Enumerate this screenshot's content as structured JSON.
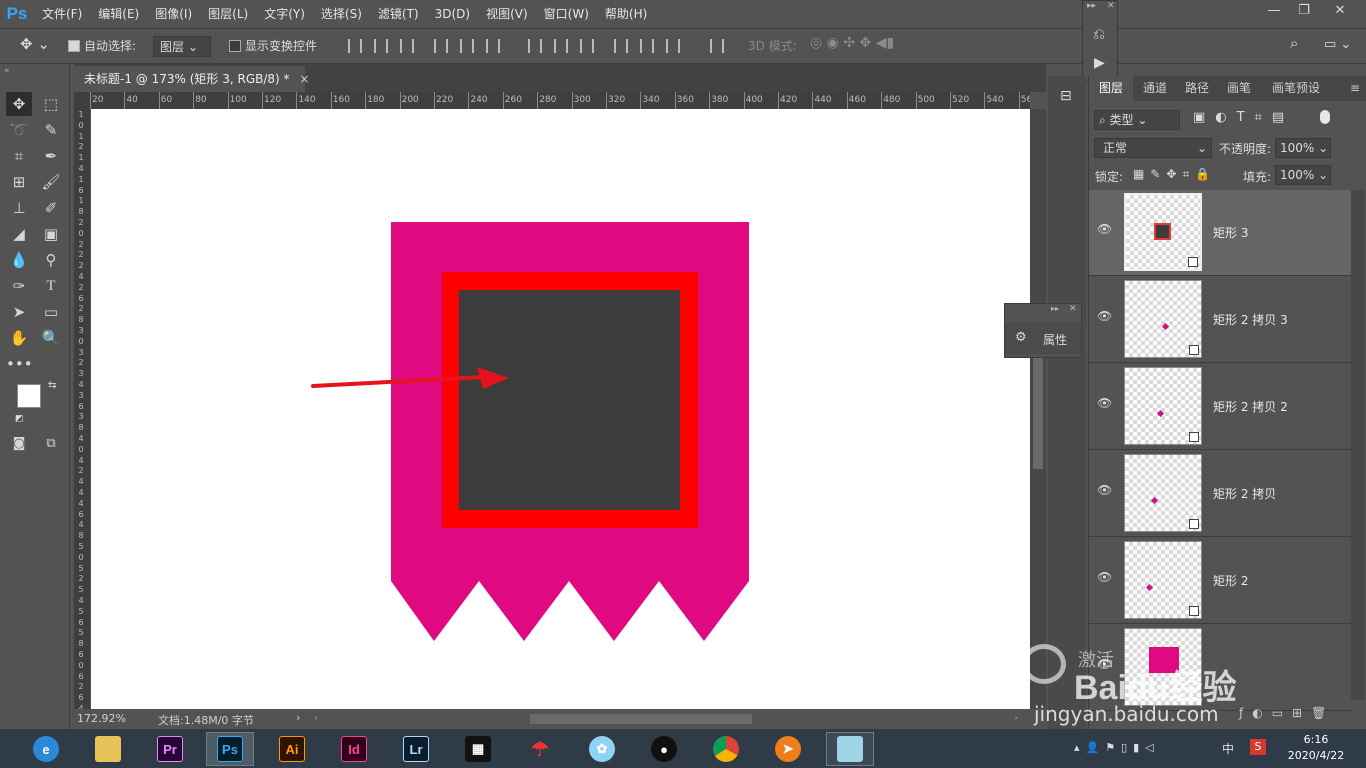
{
  "app": {
    "logo": "Ps"
  },
  "menu": [
    "文件(F)",
    "编辑(E)",
    "图像(I)",
    "图层(L)",
    "文字(Y)",
    "选择(S)",
    "滤镜(T)",
    "3D(D)",
    "视图(V)",
    "窗口(W)",
    "帮助(H)"
  ],
  "options": {
    "auto_select_label": "自动选择:",
    "auto_select_value": "图层",
    "show_transform_label": "显示变换控件",
    "mode_3d_label": "3D 模式:"
  },
  "document": {
    "tab_title": "未标题-1 @ 173% (矩形 3, RGB/8) *"
  },
  "ruler": {
    "top": [
      "20",
      "40",
      "60",
      "80",
      "100",
      "120",
      "140",
      "160",
      "180",
      "200",
      "220",
      "240",
      "260",
      "280",
      "300",
      "320",
      "340",
      "360",
      "380",
      "400",
      "420",
      "440",
      "460",
      "480",
      "500",
      "520",
      "540",
      "56"
    ],
    "left": [
      "1",
      "0",
      "1",
      "2",
      "1",
      "4",
      "1",
      "6",
      "1",
      "8",
      "2",
      "0",
      "2",
      "2",
      "2",
      "4",
      "2",
      "6",
      "2",
      "8",
      "3",
      "0",
      "3",
      "2",
      "3",
      "4",
      "3",
      "6",
      "3",
      "8",
      "4",
      "0",
      "4",
      "2",
      "4",
      "4",
      "4",
      "6",
      "4",
      "8",
      "5",
      "0",
      "5",
      "2",
      "5",
      "4",
      "5",
      "6",
      "5",
      "8",
      "6",
      "0",
      "6",
      "2",
      "6",
      "4"
    ]
  },
  "status": {
    "zoom": "172.92%",
    "doc_info": "文档:1.48M/0 字节"
  },
  "properties_panel": {
    "label": "属性"
  },
  "layers_panel": {
    "tabs": [
      "图层",
      "通道",
      "路径",
      "画笔",
      "画笔预设"
    ],
    "filter_kind": "类型",
    "blend_mode": "正常",
    "opacity_label": "不透明度:",
    "opacity_value": "100%",
    "lock_label": "锁定:",
    "fill_label": "填充:",
    "fill_value": "100%",
    "layers": [
      {
        "name": "矩形 3"
      },
      {
        "name": "矩形 2 拷贝 3"
      },
      {
        "name": "矩形 2 拷贝 2"
      },
      {
        "name": "矩形 2 拷贝"
      },
      {
        "name": "矩形 2"
      },
      {
        "name": ""
      }
    ]
  },
  "taskbar": {
    "apps": [
      "Pr",
      "Ps",
      "Ai",
      "Id",
      "Lr"
    ],
    "time": "6:16",
    "date": "2020/4/22",
    "tray_lang": "中"
  },
  "watermark": {
    "brand": "Baidu经验",
    "url": "jingyan.baidu.com",
    "overlay": "激活"
  },
  "colors": {
    "magenta": "#e0097f",
    "red": "#ff0000",
    "dark_gray": "#3c3c3c",
    "arrow": "#e3141b",
    "ps_blue": "#31a8ff"
  }
}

> [Set task]
Can you repeat every record above exactly, apart from the pictures?

> [Correct result]
Enumerate this screenshot's content as structured JSON.
{
  "app": {
    "logo": "Ps"
  },
  "menu": [
    "文件(F)",
    "编辑(E)",
    "图像(I)",
    "图层(L)",
    "文字(Y)",
    "选择(S)",
    "滤镜(T)",
    "3D(D)",
    "视图(V)",
    "窗口(W)",
    "帮助(H)"
  ],
  "options": {
    "auto_select_label": "自动选择:",
    "auto_select_value": "图层",
    "show_transform_label": "显示变换控件",
    "mode_3d_label": "3D 模式:"
  },
  "document": {
    "tab_title": "未标题-1 @ 173% (矩形 3, RGB/8) *"
  },
  "ruler": {
    "top": [
      "20",
      "40",
      "60",
      "80",
      "100",
      "120",
      "140",
      "160",
      "180",
      "200",
      "220",
      "240",
      "260",
      "280",
      "300",
      "320",
      "340",
      "360",
      "380",
      "400",
      "420",
      "440",
      "460",
      "480",
      "500",
      "520",
      "540",
      "56"
    ],
    "left": [
      "1",
      "0",
      "1",
      "2",
      "1",
      "4",
      "1",
      "6",
      "1",
      "8",
      "2",
      "0",
      "2",
      "2",
      "2",
      "4",
      "2",
      "6",
      "2",
      "8",
      "3",
      "0",
      "3",
      "2",
      "3",
      "4",
      "3",
      "6",
      "3",
      "8",
      "4",
      "0",
      "4",
      "2",
      "4",
      "4",
      "4",
      "6",
      "4",
      "8",
      "5",
      "0",
      "5",
      "2",
      "5",
      "4",
      "5",
      "6",
      "5",
      "8",
      "6",
      "0",
      "6",
      "2",
      "6",
      "4"
    ]
  },
  "status": {
    "zoom": "172.92%",
    "doc_info": "文档:1.48M/0 字节"
  },
  "properties_panel": {
    "label": "属性"
  },
  "layers_panel": {
    "tabs": [
      "图层",
      "通道",
      "路径",
      "画笔",
      "画笔预设"
    ],
    "filter_kind": "类型",
    "blend_mode": "正常",
    "opacity_label": "不透明度:",
    "opacity_value": "100%",
    "lock_label": "锁定:",
    "fill_label": "填充:",
    "fill_value": "100%",
    "layers": [
      {
        "name": "矩形 3"
      },
      {
        "name": "矩形 2 拷贝 3"
      },
      {
        "name": "矩形 2 拷贝 2"
      },
      {
        "name": "矩形 2 拷贝"
      },
      {
        "name": "矩形 2"
      },
      {
        "name": ""
      }
    ]
  },
  "taskbar": {
    "apps": [
      "Pr",
      "Ps",
      "Ai",
      "Id",
      "Lr"
    ],
    "time": "6:16",
    "date": "2020/4/22",
    "tray_lang": "中"
  },
  "watermark": {
    "brand": "Baidu经验",
    "url": "jingyan.baidu.com",
    "overlay": "激活"
  },
  "colors": {
    "magenta": "#e0097f",
    "red": "#ff0000",
    "dark_gray": "#3c3c3c",
    "arrow": "#e3141b",
    "ps_blue": "#31a8ff"
  }
}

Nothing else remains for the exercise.